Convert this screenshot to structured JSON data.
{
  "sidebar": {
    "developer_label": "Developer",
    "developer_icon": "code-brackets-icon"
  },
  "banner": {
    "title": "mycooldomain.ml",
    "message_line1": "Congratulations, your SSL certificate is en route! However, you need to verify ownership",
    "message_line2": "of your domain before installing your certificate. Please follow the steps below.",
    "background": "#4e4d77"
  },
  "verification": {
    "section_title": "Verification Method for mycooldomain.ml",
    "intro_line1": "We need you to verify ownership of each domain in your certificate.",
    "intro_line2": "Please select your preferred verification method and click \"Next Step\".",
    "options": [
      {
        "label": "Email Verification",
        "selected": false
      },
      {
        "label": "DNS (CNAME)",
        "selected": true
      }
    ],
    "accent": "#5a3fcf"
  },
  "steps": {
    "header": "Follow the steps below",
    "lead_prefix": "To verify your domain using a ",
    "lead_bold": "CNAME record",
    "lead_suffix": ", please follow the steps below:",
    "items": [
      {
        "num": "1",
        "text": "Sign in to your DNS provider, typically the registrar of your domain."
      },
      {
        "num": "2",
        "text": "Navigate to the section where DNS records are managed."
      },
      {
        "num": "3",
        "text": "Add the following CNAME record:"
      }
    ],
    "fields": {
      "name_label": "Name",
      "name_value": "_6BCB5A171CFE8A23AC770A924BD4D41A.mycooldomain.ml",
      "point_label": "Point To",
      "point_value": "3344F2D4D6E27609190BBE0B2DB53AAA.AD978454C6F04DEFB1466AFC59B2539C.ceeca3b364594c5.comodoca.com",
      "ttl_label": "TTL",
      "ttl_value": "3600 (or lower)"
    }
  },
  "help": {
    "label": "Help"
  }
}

_ _ _ _

Copy every record exactly as presented.

• **SOLUTION TO THIS PROBLEM**
Convert this screenshot to structured JSON data.
{
  "sidebar": {
    "developer_label": "Developer",
    "developer_icon": "code-brackets-icon"
  },
  "banner": {
    "title": "mycooldomain.ml",
    "message_line1": "Congratulations, your SSL certificate is en route! However, you need to verify ownership",
    "message_line2": "of your domain before installing your certificate. Please follow the steps below.",
    "background": "#4e4d77"
  },
  "verification": {
    "section_title": "Verification Method for mycooldomain.ml",
    "intro_line1": "We need you to verify ownership of each domain in your certificate.",
    "intro_line2": "Please select your preferred verification method and click \"Next Step\".",
    "options": [
      {
        "label": "Email Verification",
        "selected": false
      },
      {
        "label": "DNS (CNAME)",
        "selected": true
      }
    ],
    "accent": "#5a3fcf"
  },
  "steps": {
    "header": "Follow the steps below",
    "lead_prefix": "To verify your domain using a ",
    "lead_bold": "CNAME record",
    "lead_suffix": ", please follow the steps below:",
    "items": [
      {
        "num": "1",
        "text": "Sign in to your DNS provider, typically the registrar of your domain."
      },
      {
        "num": "2",
        "text": "Navigate to the section where DNS records are managed."
      },
      {
        "num": "3",
        "text": "Add the following CNAME record:"
      }
    ],
    "fields": {
      "name_label": "Name",
      "name_value": "_6BCB5A171CFE8A23AC770A924BD4D41A.mycooldomain.ml",
      "point_label": "Point To",
      "point_value": "3344F2D4D6E27609190BBE0B2DB53AAA.AD978454C6F04DEFB1466AFC59B2539C.ceeca3b364594c5.comodoca.com",
      "ttl_label": "TTL",
      "ttl_value": "3600 (or lower)"
    }
  },
  "help": {
    "label": "Help"
  }
}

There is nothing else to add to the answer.